### Job
Give the lines starting at the very beginning of the entries and ending at the line that contains "staticText: 5 [563, 1877, 611, 1988]", both ends included, as a JSON list of strings with one string per line and blank lines left out. Leave out every line after that one.

### Dataset records
=====

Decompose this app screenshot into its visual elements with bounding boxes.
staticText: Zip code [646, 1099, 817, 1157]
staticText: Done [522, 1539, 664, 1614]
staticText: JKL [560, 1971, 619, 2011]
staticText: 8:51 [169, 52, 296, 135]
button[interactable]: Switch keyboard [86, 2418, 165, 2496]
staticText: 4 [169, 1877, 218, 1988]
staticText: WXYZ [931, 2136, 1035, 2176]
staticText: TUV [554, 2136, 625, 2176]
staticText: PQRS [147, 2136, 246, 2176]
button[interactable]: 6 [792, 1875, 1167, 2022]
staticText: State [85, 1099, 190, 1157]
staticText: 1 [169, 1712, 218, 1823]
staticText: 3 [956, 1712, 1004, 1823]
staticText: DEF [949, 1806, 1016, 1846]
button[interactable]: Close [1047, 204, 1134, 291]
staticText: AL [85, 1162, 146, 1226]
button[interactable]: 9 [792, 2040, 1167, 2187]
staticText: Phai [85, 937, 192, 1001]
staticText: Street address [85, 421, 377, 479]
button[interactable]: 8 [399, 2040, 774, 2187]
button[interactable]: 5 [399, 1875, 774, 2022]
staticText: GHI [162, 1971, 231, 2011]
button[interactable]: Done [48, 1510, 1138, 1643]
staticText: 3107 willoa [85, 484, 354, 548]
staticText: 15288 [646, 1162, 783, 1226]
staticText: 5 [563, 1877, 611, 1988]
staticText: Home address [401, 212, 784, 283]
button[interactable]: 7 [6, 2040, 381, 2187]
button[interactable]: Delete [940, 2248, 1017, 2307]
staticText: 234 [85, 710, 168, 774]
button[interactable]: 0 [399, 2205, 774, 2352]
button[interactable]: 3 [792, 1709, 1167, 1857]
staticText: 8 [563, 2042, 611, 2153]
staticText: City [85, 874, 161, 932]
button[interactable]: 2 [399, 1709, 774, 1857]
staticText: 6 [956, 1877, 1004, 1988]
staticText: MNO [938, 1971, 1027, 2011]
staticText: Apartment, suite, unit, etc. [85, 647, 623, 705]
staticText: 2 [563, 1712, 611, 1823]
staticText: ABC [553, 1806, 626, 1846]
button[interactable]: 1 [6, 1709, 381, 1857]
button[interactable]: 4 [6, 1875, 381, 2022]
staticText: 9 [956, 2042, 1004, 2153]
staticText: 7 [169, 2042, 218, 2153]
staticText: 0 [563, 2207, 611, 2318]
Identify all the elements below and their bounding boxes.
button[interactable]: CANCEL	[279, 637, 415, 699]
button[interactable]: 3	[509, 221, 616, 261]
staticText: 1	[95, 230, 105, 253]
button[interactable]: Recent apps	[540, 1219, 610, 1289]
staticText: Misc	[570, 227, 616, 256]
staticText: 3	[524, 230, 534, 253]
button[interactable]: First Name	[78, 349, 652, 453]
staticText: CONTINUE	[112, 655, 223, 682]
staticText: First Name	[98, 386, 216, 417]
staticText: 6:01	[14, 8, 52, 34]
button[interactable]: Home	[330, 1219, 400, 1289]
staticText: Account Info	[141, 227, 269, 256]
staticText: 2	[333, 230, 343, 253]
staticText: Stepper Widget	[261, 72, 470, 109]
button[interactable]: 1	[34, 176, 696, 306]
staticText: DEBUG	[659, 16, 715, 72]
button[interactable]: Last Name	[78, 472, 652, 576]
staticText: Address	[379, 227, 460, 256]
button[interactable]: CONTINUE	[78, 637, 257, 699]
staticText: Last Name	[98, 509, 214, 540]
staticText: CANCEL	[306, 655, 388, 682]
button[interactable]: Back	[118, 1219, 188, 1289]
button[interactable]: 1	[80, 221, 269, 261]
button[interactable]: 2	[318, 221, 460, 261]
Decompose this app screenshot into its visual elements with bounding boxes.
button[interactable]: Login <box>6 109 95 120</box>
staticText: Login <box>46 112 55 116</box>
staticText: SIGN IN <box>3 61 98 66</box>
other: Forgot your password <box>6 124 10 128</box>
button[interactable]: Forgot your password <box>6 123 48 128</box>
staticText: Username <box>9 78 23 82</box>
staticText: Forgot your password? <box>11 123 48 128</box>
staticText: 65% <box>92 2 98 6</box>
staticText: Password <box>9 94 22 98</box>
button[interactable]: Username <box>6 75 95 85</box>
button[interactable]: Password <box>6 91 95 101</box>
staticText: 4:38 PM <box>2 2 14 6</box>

=====

### Answer to this problem
[
  "Decompose this app screenshot into its visual elements with bounding boxes.",
  "staticText: Zip code [646, 1099, 817, 1157]",
  "staticText: Done [522, 1539, 664, 1614]",
  "staticText: JKL [560, 1971, 619, 2011]",
  "staticText: 8:51 [169, 52, 296, 135]",
  "button[interactable]: Switch keyboard [86, 2418, 165, 2496]",
  "staticText: 4 [169, 1877, 218, 1988]",
  "staticText: WXYZ [931, 2136, 1035, 2176]",
  "staticText: TUV [554, 2136, 625, 2176]",
  "staticText: PQRS [147, 2136, 246, 2176]",
  "button[interactable]: 6 [792, 1875, 1167, 2022]",
  "staticText: State [85, 1099, 190, 1157]",
  "staticText: 1 [169, 1712, 218, 1823]",
  "staticText: 3 [956, 1712, 1004, 1823]",
  "staticText: DEF [949, 1806, 1016, 1846]",
  "button[interactable]: Close [1047, 204, 1134, 291]",
  "staticText: AL [85, 1162, 146, 1226]",
  "button[interactable]: 9 [792, 2040, 1167, 2187]",
  "staticText: Phai [85, 937, 192, 1001]",
  "staticText: Street address [85, 421, 377, 479]",
  "button[interactable]: 8 [399, 2040, 774, 2187]",
  "button[interactable]: 5 [399, 1875, 774, 2022]",
  "staticText: GHI [162, 1971, 231, 2011]",
  "button[interactable]: Done [48, 1510, 1138, 1643]",
  "staticText: 3107 willoa [85, 484, 354, 548]",
  "staticText: 15288 [646, 1162, 783, 1226]",
  "staticText: 5 [563, 1877, 611, 1988]"
]